## Begin EXTRACTED INFORMATION

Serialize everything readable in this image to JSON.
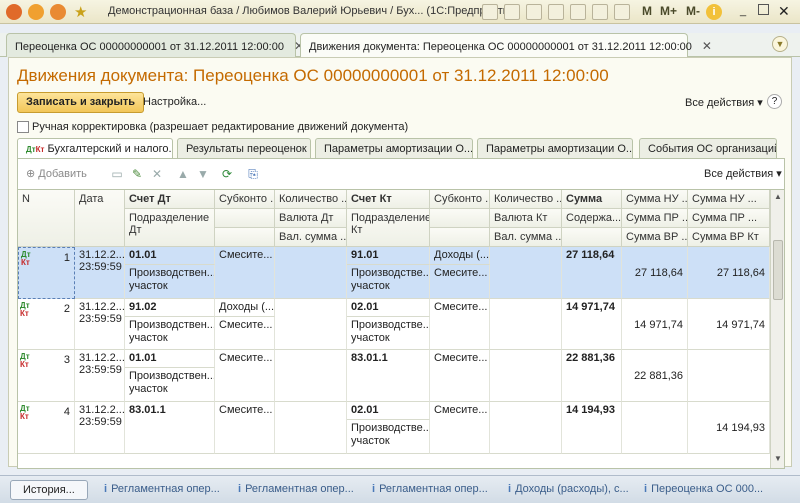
{
  "window": {
    "title": "Демонстрационная база / Любимов Валерий Юрьевич / Бух... (1С:Предприятие)",
    "toolbar_letters": [
      "M",
      "M+",
      "M-"
    ]
  },
  "doc_tabs": [
    {
      "label": "Переоценка ОС 00000000001 от 31.12.2011 12:00:00"
    },
    {
      "label": "Движения документа: Переоценка ОС 00000000001 от 31.12.2011 12:00:00"
    }
  ],
  "form": {
    "title": "Движения документа: Переоценка ОС 00000000001 от 31.12.2011 12:00:00",
    "save_close_label": "Записать и закрыть",
    "settings_label": "Настройка...",
    "all_actions_label": "Все действия ▾",
    "manual_adjust_label": "Ручная корректировка (разрешает редактирование движений документа)"
  },
  "sub_tabs": [
    {
      "label": "Бухгалтерский и налого..."
    },
    {
      "label": "Результаты переоценок"
    },
    {
      "label": "Параметры амортизации О..."
    },
    {
      "label": "Параметры амортизации О..."
    },
    {
      "label": "События ОС организаций"
    }
  ],
  "toolbar": {
    "add_label": "Добавить",
    "all_actions_label": "Все действия ▾"
  },
  "table": {
    "headers": {
      "n": "N",
      "date": "Дата",
      "account_dt": "Счет Дт",
      "subconto_dt": "Субконто ...",
      "quantity_dt": "Количество ...",
      "account_kt": "Счет Кт",
      "subconto_kt": "Субконто ...",
      "quantity_kt": "Количество ...",
      "sum": "Сумма",
      "sum_nu_dt": "Сумма НУ ...",
      "sum_nu_kt": "Сумма НУ ...",
      "dept_dt": "Подразделение Дт",
      "currency_dt": "Валюта Дт",
      "cur_sum_dt": "Вал. сумма ...",
      "dept_kt": "Подразделение Кт",
      "currency_kt": "Валюта Кт",
      "cur_sum_kt": "Вал. сумма ...",
      "content": "Содержа...",
      "sum_pr_dt": "Сумма ПР ...",
      "sum_pr_kt": "Сумма ПР ...",
      "sum_vr_dt": "Сумма ВР ...",
      "sum_vr_kt": "Сумма ВР Кт"
    },
    "dt_label": "Дт",
    "kt_label": "Кт",
    "rows": [
      {
        "n": "1",
        "date": "31.12.2...",
        "time": "23:59:59",
        "account_dt": "01.01",
        "dept_dt": "Производствен... участок",
        "subconto_dt": "Смесите...",
        "account_kt": "91.01",
        "subconto_kt": "Доходы (...",
        "dept_kt": "Производстве... участок",
        "subconto_kt2": "Смесите...",
        "sum": "27 118,64",
        "sum_vr_dt": "27 118,64",
        "sum_vr_kt": "27 118,64"
      },
      {
        "n": "2",
        "date": "31.12.2...",
        "time": "23:59:59",
        "account_dt": "91.02",
        "dept_dt": "Производствен... участок",
        "subconto_dt": "Доходы (...",
        "subconto_dt2": "Смесите...",
        "account_kt": "02.01",
        "subconto_kt": "Смесите...",
        "dept_kt": "Производстве... участок",
        "sum": "14 971,74",
        "sum_vr_dt": "14 971,74",
        "sum_vr_kt": "14 971,74"
      },
      {
        "n": "3",
        "date": "31.12.2...",
        "time": "23:59:59",
        "account_dt": "01.01",
        "dept_dt": "Производствен... участок",
        "subconto_dt": "Смесите...",
        "account_kt": "83.01.1",
        "subconto_kt": "Смесите...",
        "sum": "22 881,36",
        "sum_vr_dt": "22 881,36"
      },
      {
        "n": "4",
        "date": "31.12.2...",
        "time": "23:59:59",
        "account_dt": "83.01.1",
        "subconto_dt": "Смесите...",
        "account_kt": "02.01",
        "subconto_kt": "Смесите...",
        "dept_kt": "Производстве... участок",
        "sum": "14 194,93",
        "sum_vr_kt": "14 194,93"
      }
    ]
  },
  "taskbar": [
    {
      "label": "История..."
    },
    {
      "label": "Регламентная опер..."
    },
    {
      "label": "Регламентная опер..."
    },
    {
      "label": "Регламентная опер..."
    },
    {
      "label": "Доходы (расходы), с..."
    },
    {
      "label": "Переоценка ОС 000..."
    }
  ]
}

## End EXTRACTED INFORMATION

**TASK TO CARRY OUT**: Give the entries again without a single change, but with no pictures.

**WRITTEN SOLUTION**:
Serialize everything readable in this image to JSON.
{
  "window": {
    "title": "Демонстрационная база / Любимов Валерий Юрьевич / Бух... (1С:Предприятие)",
    "toolbar_letters": [
      "M",
      "M+",
      "M-"
    ]
  },
  "doc_tabs": [
    {
      "label": "Переоценка ОС 00000000001 от 31.12.2011 12:00:00"
    },
    {
      "label": "Движения документа: Переоценка ОС 00000000001 от 31.12.2011 12:00:00"
    }
  ],
  "form": {
    "title": "Движения документа: Переоценка ОС 00000000001 от 31.12.2011 12:00:00",
    "save_close_label": "Записать и закрыть",
    "settings_label": "Настройка...",
    "all_actions_label": "Все действия ▾",
    "manual_adjust_label": "Ручная корректировка (разрешает редактирование движений документа)"
  },
  "sub_tabs": [
    {
      "label": "Бухгалтерский и налого..."
    },
    {
      "label": "Результаты переоценок"
    },
    {
      "label": "Параметры амортизации О..."
    },
    {
      "label": "Параметры амортизации О..."
    },
    {
      "label": "События ОС организаций"
    }
  ],
  "toolbar": {
    "add_label": "Добавить",
    "all_actions_label": "Все действия ▾"
  },
  "table": {
    "headers": {
      "n": "N",
      "date": "Дата",
      "account_dt": "Счет Дт",
      "subconto_dt": "Субконто ...",
      "quantity_dt": "Количество ...",
      "account_kt": "Счет Кт",
      "subconto_kt": "Субконто ...",
      "quantity_kt": "Количество ...",
      "sum": "Сумма",
      "sum_nu_dt": "Сумма НУ ...",
      "sum_nu_kt": "Сумма НУ ...",
      "dept_dt": "Подразделение Дт",
      "currency_dt": "Валюта Дт",
      "cur_sum_dt": "Вал. сумма ...",
      "dept_kt": "Подразделение Кт",
      "currency_kt": "Валюта Кт",
      "cur_sum_kt": "Вал. сумма ...",
      "content": "Содержа...",
      "sum_pr_dt": "Сумма ПР ...",
      "sum_pr_kt": "Сумма ПР ...",
      "sum_vr_dt": "Сумма ВР ...",
      "sum_vr_kt": "Сумма ВР Кт"
    },
    "dt_label": "Дт",
    "kt_label": "Кт",
    "rows": [
      {
        "n": "1",
        "date": "31.12.2...",
        "time": "23:59:59",
        "account_dt": "01.01",
        "dept_dt": "Производствен... участок",
        "subconto_dt": "Смесите...",
        "account_kt": "91.01",
        "subconto_kt": "Доходы (...",
        "dept_kt": "Производстве... участок",
        "subconto_kt2": "Смесите...",
        "sum": "27 118,64",
        "sum_vr_dt": "27 118,64",
        "sum_vr_kt": "27 118,64"
      },
      {
        "n": "2",
        "date": "31.12.2...",
        "time": "23:59:59",
        "account_dt": "91.02",
        "dept_dt": "Производствен... участок",
        "subconto_dt": "Доходы (...",
        "subconto_dt2": "Смесите...",
        "account_kt": "02.01",
        "subconto_kt": "Смесите...",
        "dept_kt": "Производстве... участок",
        "sum": "14 971,74",
        "sum_vr_dt": "14 971,74",
        "sum_vr_kt": "14 971,74"
      },
      {
        "n": "3",
        "date": "31.12.2...",
        "time": "23:59:59",
        "account_dt": "01.01",
        "dept_dt": "Производствен... участок",
        "subconto_dt": "Смесите...",
        "account_kt": "83.01.1",
        "subconto_kt": "Смесите...",
        "sum": "22 881,36",
        "sum_vr_dt": "22 881,36"
      },
      {
        "n": "4",
        "date": "31.12.2...",
        "time": "23:59:59",
        "account_dt": "83.01.1",
        "subconto_dt": "Смесите...",
        "account_kt": "02.01",
        "subconto_kt": "Смесите...",
        "dept_kt": "Производстве... участок",
        "sum": "14 194,93",
        "sum_vr_kt": "14 194,93"
      }
    ]
  },
  "taskbar": [
    {
      "label": "История..."
    },
    {
      "label": "Регламентная опер..."
    },
    {
      "label": "Регламентная опер..."
    },
    {
      "label": "Регламентная опер..."
    },
    {
      "label": "Доходы (расходы), с..."
    },
    {
      "label": "Переоценка ОС 000..."
    }
  ]
}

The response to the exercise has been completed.